What I think defines the music we're talking about is that for the first time in a while a futurist musical approach was explicitly associated with pop in and of itself - not the pop end of another genre. By drawing disparate examples from all over the shop, you can quite rightly demonstrate that the ideas circulating were hardly new, but that doesn't disprove the novelty of this sort of thing as a movement. Otherwise by the same token we could say that Britpop is stylistically indistinguishable from any other dominant stage in British music, simply because other bands in a similar mould had existed for thirty years prior.
― Tim, Tuesday, 26 June 2001 00:00 (twenty-two years ago) link
Diff. between Bay City Rollers and N'SYNC: Rollers are in a slightly different tradition, along with the Monkees. They are presented as a 'rock band' with defined instrumental roles. So the do-they don't- they play their instruments / actually *do* anything becomes part of the presentation. This is a totally interesting pop model but it hardly surfaces today and when it does - BBMak, Dimestars - nobody seems to want it. It feels slightly out of date I suppose.

▶ _Task list_:
**A)** From the pop music discussion, reproduce word for word the part that opens with the words containing "What I think" and closes with "thirty years prior.".
**B)** Summarize the pop music discussion in two sentences.
**C)** Continue the pop music discussion, starting after its final sentence.
The lines below have nothing to do with the pop music discussion.

▶ _Collected material_:
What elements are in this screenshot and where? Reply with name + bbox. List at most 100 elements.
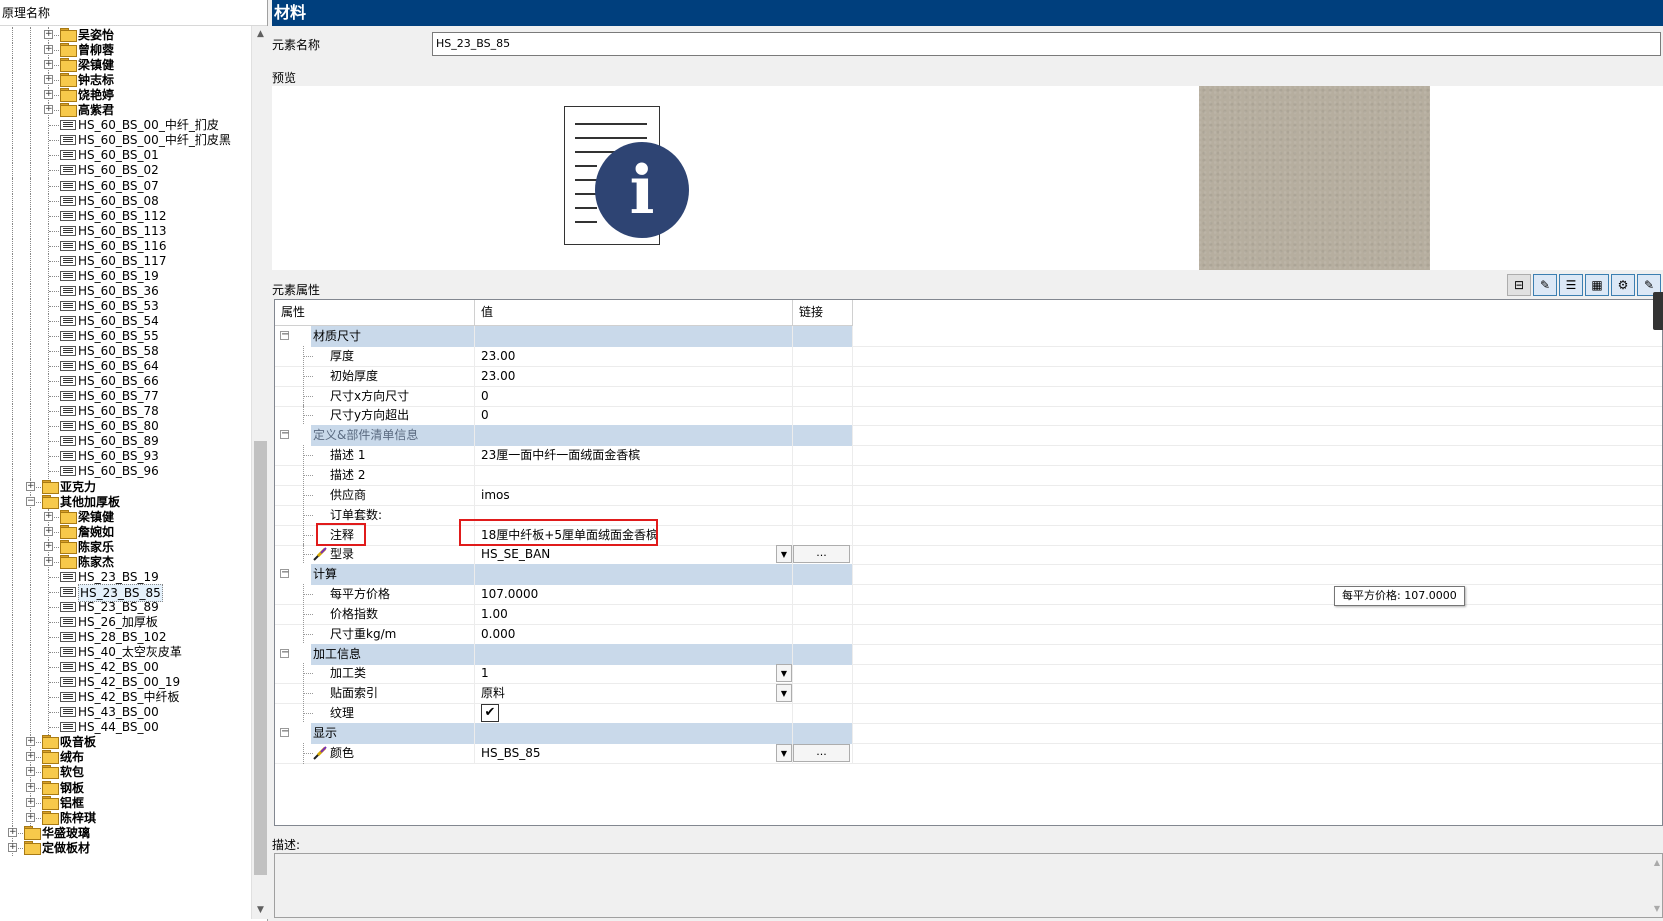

▶ _Answers for the tasks_:
**A)**
What I think defines the music we're talking about is that for the first time in a while a futurist musical approach was explicitly associated with pop in and of itself - not the pop end of another genre. By drawing disparate examples from all over the shop, you can quite rightly demonstrate that the ideas circulating were hardly new, but that doesn't disprove the novelty of this sort of thing as a movement. Otherwise by the same token we could say that Britpop is stylistically indistinguishable from any other dominant stage in British music, simply because other bands in a similar mould had existed for thirty years prior.

**B)** Tim argues that the music in question was defined by a futurist approach tied to pop itself rather than to the pop end of another genre, and that earlier examples of similar ideas do not disprove its novelty as a movement. A second comment sets the Bay City Rollers, presented like the Monkees as a rock band with defined instrumental roles, apart from N'SYNC, and says this model rarely surfaces today and feels slightly out of date.

**C)**
Difference between early 60s girl-group pop and N'SYNC: not much except I wonder in terms of presentation....was artistic autonomy even an issue in pop, pre-Beatles and Dylan? (Pre-criticism, in fact).
(Of course there are massive massive sonic differences between NSYNC and all of the above, which should not be discarded)
But sonics aside these are nuances rather than actual differences. Pop continues. As Josh has suggested, "dead" in the article is rhetorical exaggeration (and intentional too). So what I'm saying - so far - is that this particular machine pop moment is coming to an end. When did it start? (I'm not sure this is relevant, but it's been asked.) Musically I can't think of anything pre NKOTB which combines mechanised music with a singer-dancer focus. The rash of hits I mentioned at the start of the article weren't intended to mean 'the start of machine pop', but were flagged up as the point at which machine pop started to be aesthetically interesting to me, i.e. when I realised I liked it. The public seemed to agree, since those hits also helped start the recent period of complete commercial dominance for the style.
And yes, none of this is new. I mention this even, at the end. If you can find it, take a look at Nik Cohn's Awopbopaloobopawopbamboom for an early sixties perspective on what he calls 'Superpop'.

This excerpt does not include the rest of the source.